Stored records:
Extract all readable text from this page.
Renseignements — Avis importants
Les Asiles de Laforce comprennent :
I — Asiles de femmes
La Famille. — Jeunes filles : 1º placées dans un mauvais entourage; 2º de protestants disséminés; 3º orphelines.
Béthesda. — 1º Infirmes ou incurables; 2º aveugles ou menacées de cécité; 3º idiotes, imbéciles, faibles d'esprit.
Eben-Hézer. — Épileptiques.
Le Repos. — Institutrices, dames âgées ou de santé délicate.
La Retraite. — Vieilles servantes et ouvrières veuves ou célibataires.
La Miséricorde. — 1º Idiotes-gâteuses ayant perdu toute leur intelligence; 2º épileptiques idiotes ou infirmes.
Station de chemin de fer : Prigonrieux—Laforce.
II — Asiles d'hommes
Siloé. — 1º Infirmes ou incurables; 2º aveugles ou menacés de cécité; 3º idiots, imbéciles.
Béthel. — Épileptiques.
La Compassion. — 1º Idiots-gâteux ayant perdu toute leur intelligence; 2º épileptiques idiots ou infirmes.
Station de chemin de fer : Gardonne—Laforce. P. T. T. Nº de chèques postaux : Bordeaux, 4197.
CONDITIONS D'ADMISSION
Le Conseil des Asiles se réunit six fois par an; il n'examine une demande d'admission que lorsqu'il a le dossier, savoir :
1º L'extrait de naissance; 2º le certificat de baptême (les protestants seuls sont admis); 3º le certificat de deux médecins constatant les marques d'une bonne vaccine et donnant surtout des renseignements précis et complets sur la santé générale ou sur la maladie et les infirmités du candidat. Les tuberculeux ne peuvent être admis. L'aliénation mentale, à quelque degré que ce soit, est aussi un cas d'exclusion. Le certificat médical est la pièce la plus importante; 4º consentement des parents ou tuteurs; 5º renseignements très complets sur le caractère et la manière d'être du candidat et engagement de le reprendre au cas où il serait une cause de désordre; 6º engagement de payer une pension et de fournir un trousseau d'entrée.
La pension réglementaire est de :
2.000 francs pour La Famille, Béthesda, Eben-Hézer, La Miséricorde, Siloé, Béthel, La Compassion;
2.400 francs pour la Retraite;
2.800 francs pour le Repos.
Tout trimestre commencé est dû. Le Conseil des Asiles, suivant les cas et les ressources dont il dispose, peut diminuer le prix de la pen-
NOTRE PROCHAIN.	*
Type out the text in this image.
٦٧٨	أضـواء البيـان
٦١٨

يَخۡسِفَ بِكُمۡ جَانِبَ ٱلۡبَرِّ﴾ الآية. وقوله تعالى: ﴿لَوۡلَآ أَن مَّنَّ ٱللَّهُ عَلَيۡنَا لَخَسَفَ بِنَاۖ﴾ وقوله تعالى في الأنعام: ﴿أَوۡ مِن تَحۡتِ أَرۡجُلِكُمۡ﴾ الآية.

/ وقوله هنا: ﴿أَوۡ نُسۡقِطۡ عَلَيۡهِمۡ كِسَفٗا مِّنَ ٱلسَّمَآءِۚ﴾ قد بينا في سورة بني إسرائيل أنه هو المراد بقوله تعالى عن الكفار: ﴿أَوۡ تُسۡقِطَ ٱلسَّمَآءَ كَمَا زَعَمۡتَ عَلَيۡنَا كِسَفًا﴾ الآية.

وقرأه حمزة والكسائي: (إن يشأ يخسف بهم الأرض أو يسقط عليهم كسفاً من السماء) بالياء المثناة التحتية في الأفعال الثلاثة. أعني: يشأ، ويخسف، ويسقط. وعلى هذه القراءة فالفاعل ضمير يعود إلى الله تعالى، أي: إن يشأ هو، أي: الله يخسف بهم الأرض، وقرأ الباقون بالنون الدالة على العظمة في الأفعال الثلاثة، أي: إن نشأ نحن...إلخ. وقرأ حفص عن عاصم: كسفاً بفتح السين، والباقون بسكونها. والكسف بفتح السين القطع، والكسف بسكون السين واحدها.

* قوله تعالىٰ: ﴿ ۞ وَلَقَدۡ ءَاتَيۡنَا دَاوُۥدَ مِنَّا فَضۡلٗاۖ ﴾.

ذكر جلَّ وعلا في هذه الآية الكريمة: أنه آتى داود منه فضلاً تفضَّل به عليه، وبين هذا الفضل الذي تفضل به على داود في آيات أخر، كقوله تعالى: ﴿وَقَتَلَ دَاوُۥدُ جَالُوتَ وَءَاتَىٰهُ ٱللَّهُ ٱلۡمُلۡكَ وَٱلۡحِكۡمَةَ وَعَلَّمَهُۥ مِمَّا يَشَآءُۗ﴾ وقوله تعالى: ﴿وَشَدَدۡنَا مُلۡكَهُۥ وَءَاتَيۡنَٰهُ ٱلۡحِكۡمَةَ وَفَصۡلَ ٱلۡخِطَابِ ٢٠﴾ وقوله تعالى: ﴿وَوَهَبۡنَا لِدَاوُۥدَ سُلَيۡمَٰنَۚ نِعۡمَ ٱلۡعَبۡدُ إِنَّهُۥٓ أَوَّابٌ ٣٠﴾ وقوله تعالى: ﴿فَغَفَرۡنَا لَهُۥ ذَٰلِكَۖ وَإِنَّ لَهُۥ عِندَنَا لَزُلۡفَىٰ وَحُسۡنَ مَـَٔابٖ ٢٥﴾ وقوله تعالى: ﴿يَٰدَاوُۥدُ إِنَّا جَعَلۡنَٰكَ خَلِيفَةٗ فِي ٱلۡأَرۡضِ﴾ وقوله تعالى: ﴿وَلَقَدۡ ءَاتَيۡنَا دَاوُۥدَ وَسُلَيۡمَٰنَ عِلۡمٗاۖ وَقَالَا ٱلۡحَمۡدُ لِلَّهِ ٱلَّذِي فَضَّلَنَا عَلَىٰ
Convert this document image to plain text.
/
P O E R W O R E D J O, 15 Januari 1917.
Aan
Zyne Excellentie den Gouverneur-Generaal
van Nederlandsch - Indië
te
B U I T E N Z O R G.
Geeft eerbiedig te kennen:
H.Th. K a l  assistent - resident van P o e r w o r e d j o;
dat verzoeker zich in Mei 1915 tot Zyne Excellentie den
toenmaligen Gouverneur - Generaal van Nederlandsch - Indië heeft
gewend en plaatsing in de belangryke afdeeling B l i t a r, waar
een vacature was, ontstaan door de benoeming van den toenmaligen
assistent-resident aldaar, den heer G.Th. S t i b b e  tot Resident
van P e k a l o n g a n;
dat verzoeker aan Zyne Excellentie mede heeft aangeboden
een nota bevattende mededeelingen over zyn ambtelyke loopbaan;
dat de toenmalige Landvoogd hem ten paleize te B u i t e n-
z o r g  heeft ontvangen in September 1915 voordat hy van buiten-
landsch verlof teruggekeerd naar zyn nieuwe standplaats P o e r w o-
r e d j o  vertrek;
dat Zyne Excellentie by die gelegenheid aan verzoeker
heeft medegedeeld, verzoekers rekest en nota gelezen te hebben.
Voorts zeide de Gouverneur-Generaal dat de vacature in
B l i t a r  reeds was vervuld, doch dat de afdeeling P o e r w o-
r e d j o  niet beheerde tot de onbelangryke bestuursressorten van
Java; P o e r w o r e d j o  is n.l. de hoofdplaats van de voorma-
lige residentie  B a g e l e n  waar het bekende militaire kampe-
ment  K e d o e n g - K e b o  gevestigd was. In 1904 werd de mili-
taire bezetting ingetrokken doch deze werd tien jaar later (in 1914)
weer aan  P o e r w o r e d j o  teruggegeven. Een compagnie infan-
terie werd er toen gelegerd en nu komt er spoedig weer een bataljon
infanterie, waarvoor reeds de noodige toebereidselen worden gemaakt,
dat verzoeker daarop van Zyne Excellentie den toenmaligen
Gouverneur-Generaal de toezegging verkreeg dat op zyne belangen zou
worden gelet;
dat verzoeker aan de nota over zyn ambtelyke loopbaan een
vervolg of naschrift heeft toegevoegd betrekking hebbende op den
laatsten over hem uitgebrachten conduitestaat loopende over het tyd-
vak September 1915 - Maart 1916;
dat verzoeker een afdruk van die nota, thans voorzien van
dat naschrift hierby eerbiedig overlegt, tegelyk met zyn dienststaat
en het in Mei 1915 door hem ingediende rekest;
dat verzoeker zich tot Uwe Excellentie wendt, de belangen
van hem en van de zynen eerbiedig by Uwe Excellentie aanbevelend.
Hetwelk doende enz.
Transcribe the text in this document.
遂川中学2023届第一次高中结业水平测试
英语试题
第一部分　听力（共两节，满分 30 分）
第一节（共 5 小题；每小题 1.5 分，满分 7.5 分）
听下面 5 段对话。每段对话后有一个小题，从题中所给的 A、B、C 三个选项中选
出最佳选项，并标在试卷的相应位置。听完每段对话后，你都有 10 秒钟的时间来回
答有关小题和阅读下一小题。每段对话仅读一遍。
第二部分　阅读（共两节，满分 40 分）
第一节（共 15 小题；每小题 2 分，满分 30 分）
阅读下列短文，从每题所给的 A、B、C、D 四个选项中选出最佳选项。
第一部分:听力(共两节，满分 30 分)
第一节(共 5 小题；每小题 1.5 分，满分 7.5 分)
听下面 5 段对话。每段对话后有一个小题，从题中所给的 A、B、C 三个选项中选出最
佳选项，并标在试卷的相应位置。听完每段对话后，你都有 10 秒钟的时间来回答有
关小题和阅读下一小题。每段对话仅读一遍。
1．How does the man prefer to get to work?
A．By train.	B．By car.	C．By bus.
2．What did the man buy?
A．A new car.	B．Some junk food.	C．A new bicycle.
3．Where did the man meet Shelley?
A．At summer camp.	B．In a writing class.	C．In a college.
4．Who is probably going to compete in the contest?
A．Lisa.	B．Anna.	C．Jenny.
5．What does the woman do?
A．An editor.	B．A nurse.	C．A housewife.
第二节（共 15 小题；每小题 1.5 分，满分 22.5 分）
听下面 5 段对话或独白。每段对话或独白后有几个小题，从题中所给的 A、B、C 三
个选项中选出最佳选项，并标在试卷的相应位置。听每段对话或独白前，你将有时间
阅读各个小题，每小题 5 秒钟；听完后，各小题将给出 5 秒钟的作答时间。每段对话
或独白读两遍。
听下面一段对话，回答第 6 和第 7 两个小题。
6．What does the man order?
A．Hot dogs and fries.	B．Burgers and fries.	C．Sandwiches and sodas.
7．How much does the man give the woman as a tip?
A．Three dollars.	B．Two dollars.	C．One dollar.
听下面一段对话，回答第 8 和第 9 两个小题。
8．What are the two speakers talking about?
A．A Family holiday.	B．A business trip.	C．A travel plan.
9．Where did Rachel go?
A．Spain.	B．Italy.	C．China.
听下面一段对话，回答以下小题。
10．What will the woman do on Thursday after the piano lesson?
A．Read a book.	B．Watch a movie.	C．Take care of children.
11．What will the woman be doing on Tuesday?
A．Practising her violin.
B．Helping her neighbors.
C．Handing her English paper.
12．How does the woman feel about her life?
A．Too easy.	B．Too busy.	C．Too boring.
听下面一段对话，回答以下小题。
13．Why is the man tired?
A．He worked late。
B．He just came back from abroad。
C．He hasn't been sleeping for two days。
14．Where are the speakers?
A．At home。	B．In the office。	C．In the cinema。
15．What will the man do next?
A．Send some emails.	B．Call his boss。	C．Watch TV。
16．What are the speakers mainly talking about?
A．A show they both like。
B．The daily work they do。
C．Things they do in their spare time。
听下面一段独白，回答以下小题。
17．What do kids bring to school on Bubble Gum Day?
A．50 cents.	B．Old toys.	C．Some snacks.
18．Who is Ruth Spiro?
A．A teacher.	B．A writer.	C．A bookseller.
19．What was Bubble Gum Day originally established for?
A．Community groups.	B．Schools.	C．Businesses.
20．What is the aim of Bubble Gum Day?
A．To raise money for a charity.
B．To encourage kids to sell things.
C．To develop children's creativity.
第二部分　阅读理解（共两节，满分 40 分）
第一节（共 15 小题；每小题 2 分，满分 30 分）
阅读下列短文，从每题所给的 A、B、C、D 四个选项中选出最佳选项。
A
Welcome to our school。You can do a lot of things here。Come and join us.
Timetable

§ **Task brief**: Reproduce each line from the records that contains the word "leur".

§ **Exercise answer**:
La Miséricorde. — 1º Idiotes-gâteuses ayant perdu toute leur intelligence; 2º épileptiques idiotes ou infirmes.
La Compassion. — 1º Idiots-gâteux ayant perdu toute leur intelligence; 2º épileptiques idiots ou infirmes.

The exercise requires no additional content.